[BEGIN READING PASSAGE]
Catch up on stories from the past week (and beyond) at the Slashdot story archive

 



Forgot your password?
typodupeerror
×
Math

New Algorithm Provides Huge Speedups For Optimization Problems (mit.edu) 129

An anonymous reader writes: MIT graduate students have developed a new "cutting-plane" algorithm, a general-purpose algorithm for solving optimization problems. They've also developed a new way to apply their algorithm to specific problems, yielding orders-of-magnitude efficiency gains. Optimization problems look to find the best set of values for a group of disparate parameters. For example, the cost function around designing a new smartphone would reward battery life, speed, and durability while penalizing thickness, cost, and overheating. Finding the optimal arrangement of values is a difficult problem, but the new algorithm shaves a significant amount of operations (PDF) off those calculations. Satoru Iwata, professor of mathematical informatics at the University of Tokyo, said, "This is indeed an astonishing paper. For this problem, the running time bounds derived with the aid of discrete geometry and combinatorial techniques are by far better than what I could imagine."
This discussion has been archived. No new comments can be posted.

New Algorithm Provides Huge Speedups For Optimization Problems

Comments Filter:
  • by MobileTatsu-NJG ( 946591 ) on Saturday October 24, 2015 @11:18PM (#50795881)

    Satoru Iwata, professor of mathematical informatics at the University of Tokyo, said, "This is indeed an astonishing paper.

    I'm assuming this isn't the same Satoru Iwata of Nintendo fame... who sadly passed away earlier this year. :/

  • by pushing-robot ( 1037830 ) on Saturday October 24, 2015 @11:19PM (#50795883)

    And as it turns out, P=NP. Stay tuned for more exciting developments!

    • If you read the press release from MIT, this discovery was about problems squarely inside P. Namely, they were (for a certain class of problems in P) able to reduce the complexity from N^^5 or N^^6 down to N^^2 or N^^3. So there would seem to be no implications for the P=NP problem.

  • Bad news for them (Score:4, Interesting)

    by goombah99 ( 560566 ) on Saturday October 24, 2015 @11:29PM (#50795909)

    I guess they never heard of the "No Free Lunch" theorem for optimization, which believe it or not is the name of a proven theorem by David Wolpert that says the following is rigrorously true.
    Averaged over all optimization problems every possible algorithm (that does not repeat a previous move) takes exactly the same amount of time to find the global minimum.

    The collorary for this is that: If you show your algorithm outperforms other algorithms on a test set, then you have just proven it performs slower on all other problems.

    That is the better it works on a finite class of problem, the worse it is on most problems.

    it is even true that a hill climbing algorithm blunders into the minimum in the same average time as a hill descending algorithm. (yes that is true!).

    Look it up. It's the bane of people who don't understand optimization.

    The only things that distinguishes one optimization algorithm from another is:
    1) if your problems are restricted to a subspace with special properties that your algorithm takes advantage of
    2) your performance metric is different then the average time it takes to find the global minimum. for example, something that limits the worst case time to get within epsilon of the minimum.

    • Re:Bad news for them (Score:5, Interesting)
[END READING PASSAGE]
[BEGIN DATA SEGMENT]
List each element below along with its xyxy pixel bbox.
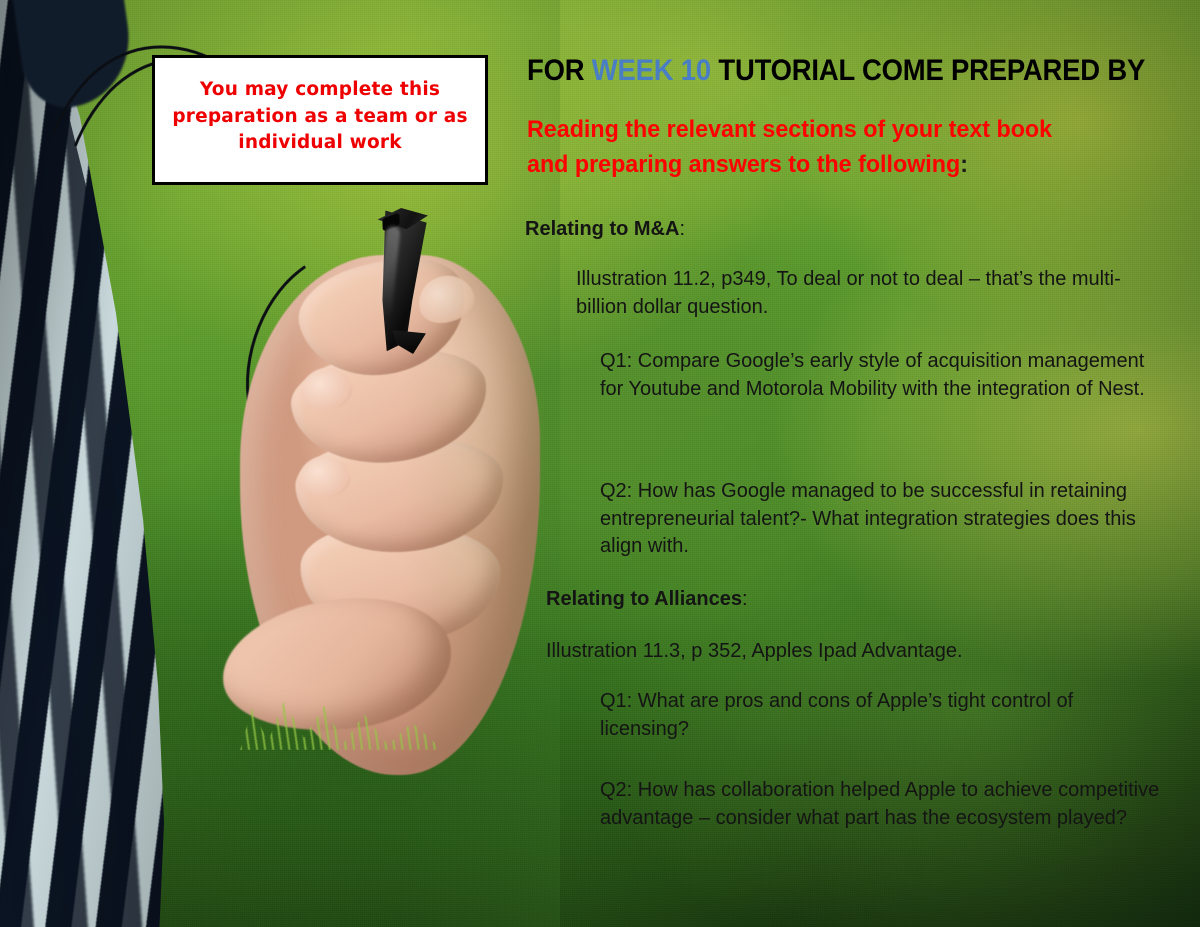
[END DATA SEGMENT]
**WORK INSTRUCTIONS:**
**a)** Which properties does the smartphone cost function in the Slashdot page reward or penalize? List all of them.
**b)** On the Slashdot page, what is the name of the theorem that goombah99 attributes to David Wolpert?
**c)** Repeat word for word the stretch of the Slashdot page from "And as it turns" through "the P=NP problem.".

**ANSWERS:**
**a)**
Rewarded: battery life, speed, durability
Penalized: thickness, cost, overheating

**b)** The "No Free Lunch" theorem.

**c)**
And as it turns out, P=NP. Stay tuned for more exciting developments!

    • If you read the press release from MIT, this discovery was about problems squarely inside P. Namely, they were (for a certain class of problems in P) able to reduce the complexity from N^^5 or N^^6 down to N^^2 or N^^3. So there would seem to be no implications for the P=NP problem.